— EXERCISE MATERIAL —

============

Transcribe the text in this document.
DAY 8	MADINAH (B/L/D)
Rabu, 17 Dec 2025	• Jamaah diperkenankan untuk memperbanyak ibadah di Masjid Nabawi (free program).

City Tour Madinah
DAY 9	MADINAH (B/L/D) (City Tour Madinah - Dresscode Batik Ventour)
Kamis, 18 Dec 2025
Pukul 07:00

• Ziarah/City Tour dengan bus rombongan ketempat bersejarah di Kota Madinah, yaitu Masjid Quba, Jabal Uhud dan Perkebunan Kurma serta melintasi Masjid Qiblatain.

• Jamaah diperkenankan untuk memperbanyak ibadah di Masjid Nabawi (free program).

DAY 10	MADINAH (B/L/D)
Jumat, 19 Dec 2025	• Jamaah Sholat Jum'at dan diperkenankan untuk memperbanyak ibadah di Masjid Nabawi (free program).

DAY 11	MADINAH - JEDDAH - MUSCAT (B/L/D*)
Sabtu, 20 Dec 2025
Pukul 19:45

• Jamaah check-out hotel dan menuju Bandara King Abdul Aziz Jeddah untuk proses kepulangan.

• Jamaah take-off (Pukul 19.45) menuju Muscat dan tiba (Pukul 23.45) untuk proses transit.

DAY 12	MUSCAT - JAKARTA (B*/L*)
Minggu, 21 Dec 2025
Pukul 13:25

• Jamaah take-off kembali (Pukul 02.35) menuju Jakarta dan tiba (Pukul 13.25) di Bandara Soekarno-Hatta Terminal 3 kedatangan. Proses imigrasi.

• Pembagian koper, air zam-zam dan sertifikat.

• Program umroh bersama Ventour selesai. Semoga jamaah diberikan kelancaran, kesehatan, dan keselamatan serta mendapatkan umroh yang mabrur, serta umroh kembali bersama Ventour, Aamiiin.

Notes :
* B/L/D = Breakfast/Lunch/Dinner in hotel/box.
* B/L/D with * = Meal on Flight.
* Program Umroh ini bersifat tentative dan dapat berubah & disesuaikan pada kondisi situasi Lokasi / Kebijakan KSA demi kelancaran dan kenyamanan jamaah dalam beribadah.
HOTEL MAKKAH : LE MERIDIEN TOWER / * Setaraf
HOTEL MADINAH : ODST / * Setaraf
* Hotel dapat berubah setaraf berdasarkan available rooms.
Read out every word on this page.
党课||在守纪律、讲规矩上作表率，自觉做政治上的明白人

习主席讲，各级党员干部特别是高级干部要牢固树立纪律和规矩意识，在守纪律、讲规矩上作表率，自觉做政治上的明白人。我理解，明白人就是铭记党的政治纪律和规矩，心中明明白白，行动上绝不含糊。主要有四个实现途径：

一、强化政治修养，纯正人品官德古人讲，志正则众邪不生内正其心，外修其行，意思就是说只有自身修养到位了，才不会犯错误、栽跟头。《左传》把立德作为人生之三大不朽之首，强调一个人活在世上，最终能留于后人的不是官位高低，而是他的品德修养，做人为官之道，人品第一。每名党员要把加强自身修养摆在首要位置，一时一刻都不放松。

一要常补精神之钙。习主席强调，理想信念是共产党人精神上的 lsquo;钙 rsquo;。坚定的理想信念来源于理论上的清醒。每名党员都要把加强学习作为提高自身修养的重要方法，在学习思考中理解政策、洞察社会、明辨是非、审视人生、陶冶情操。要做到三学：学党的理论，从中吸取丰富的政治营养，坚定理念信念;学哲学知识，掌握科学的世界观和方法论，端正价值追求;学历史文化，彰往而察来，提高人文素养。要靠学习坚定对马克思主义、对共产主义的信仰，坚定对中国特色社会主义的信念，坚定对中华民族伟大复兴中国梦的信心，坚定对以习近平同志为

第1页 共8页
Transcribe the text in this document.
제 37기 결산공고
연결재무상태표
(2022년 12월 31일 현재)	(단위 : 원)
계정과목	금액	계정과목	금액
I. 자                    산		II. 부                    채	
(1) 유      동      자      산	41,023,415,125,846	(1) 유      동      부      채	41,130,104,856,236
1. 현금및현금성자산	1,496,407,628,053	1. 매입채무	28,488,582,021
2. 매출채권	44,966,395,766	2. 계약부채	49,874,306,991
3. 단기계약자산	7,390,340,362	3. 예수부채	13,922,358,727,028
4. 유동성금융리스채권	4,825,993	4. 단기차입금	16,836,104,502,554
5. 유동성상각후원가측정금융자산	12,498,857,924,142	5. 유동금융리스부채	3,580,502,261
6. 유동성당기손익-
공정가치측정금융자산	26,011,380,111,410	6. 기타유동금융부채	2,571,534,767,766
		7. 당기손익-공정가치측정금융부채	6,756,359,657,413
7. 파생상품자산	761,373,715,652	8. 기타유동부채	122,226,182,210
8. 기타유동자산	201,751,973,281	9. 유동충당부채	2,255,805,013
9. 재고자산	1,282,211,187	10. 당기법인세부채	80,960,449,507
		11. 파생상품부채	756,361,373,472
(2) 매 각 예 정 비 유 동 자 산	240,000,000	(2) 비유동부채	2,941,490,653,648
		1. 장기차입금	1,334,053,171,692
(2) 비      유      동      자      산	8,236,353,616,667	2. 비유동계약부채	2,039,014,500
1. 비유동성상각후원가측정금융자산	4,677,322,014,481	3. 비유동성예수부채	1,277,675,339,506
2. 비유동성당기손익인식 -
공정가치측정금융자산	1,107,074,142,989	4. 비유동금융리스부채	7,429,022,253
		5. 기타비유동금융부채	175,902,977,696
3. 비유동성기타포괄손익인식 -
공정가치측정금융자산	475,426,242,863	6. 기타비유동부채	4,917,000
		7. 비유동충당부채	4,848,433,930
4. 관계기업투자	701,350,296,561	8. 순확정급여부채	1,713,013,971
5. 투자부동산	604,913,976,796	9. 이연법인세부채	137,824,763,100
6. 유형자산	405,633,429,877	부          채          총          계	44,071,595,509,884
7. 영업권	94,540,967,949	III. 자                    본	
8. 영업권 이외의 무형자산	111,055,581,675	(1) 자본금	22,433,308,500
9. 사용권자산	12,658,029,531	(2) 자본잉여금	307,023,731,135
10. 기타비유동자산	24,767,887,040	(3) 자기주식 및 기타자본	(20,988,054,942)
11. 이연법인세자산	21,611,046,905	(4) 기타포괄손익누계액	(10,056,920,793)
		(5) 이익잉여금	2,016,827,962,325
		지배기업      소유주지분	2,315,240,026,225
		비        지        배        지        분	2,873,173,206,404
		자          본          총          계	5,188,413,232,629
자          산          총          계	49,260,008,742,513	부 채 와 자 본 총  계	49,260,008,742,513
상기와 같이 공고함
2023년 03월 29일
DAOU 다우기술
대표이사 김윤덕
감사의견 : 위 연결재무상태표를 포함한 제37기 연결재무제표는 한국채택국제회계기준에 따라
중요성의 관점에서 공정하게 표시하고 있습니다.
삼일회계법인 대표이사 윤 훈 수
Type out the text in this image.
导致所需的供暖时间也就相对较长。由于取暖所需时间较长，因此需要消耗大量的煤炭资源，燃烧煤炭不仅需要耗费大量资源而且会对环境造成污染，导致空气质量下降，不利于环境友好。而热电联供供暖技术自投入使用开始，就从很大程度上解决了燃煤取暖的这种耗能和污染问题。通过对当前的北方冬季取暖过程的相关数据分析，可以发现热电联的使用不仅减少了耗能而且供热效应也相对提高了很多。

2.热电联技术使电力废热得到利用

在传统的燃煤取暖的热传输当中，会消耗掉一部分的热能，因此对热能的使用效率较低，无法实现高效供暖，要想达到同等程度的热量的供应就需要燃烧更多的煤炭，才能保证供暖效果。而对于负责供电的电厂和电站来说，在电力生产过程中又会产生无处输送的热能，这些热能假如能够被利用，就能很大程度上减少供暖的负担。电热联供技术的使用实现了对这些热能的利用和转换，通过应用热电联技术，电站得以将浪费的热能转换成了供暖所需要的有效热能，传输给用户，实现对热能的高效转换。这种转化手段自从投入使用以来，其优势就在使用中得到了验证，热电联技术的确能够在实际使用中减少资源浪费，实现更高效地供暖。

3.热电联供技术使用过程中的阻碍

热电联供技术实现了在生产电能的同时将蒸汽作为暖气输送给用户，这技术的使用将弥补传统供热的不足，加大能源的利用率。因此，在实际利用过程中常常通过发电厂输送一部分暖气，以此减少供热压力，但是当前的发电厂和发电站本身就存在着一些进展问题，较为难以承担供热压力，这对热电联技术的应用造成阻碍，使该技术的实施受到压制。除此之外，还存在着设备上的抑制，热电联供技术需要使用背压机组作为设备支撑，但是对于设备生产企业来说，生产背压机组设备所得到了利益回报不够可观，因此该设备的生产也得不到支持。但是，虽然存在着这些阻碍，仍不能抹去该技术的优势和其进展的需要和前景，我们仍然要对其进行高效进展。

============

— WHAT YOU NEED TO DO —
Transcribe the records above exactly, but only from the line that contains "Type out the text in this image." through their final line, inclusive.

— SOLVED PROBLEM —
Type out the text in this image.
导致所需的供暖时间也就相对较长。由于取暖所需时间较长，因此需要消耗大量的煤炭资源，燃烧煤炭不仅需要耗费大量资源而且会对环境造成污染，导致空气质量下降，不利于环境友好。而热电联供供暖技术自投入使用开始，就从很大程度上解决了燃煤取暖的这种耗能和污染问题。通过对当前的北方冬季取暖过程的相关数据分析，可以发现热电联的使用不仅减少了耗能而且供热效应也相对提高了很多。

2.热电联技术使电力废热得到利用

在传统的燃煤取暖的热传输当中，会消耗掉一部分的热能，因此对热能的使用效率较低，无法实现高效供暖，要想达到同等程度的热量的供应就需要燃烧更多的煤炭，才能保证供暖效果。而对于负责供电的电厂和电站来说，在电力生产过程中又会产生无处输送的热能，这些热能假如能够被利用，就能很大程度上减少供暖的负担。电热联供技术的使用实现了对这些热能的利用和转换，通过应用热电联技术，电站得以将浪费的热能转换成了供暖所需要的有效热能，传输给用户，实现对热能的高效转换。这种转化手段自从投入使用以来，其优势就在使用中得到了验证，热电联技术的确能够在实际使用中减少资源浪费，实现更高效地供暖。

3.热电联供技术使用过程中的阻碍

热电联供技术实现了在生产电能的同时将蒸汽作为暖气输送给用户，这技术的使用将弥补传统供热的不足，加大能源的利用率。因此，在实际利用过程中常常通过发电厂输送一部分暖气，以此减少供热压力，但是当前的发电厂和发电站本身就存在着一些进展问题，较为难以承担供热压力，这对热电联技术的应用造成阻碍，使该技术的实施受到压制。除此之外，还存在着设备上的抑制，热电联供技术需要使用背压机组作为设备支撑，但是对于设备生产企业来说，生产背压机组设备所得到了利益回报不够可观，因此该设备的生产也得不到支持。但是，虽然存在着这些阻碍，仍不能抹去该技术的优势和其进展的需要和前景，我们仍然要对其进行高效进展。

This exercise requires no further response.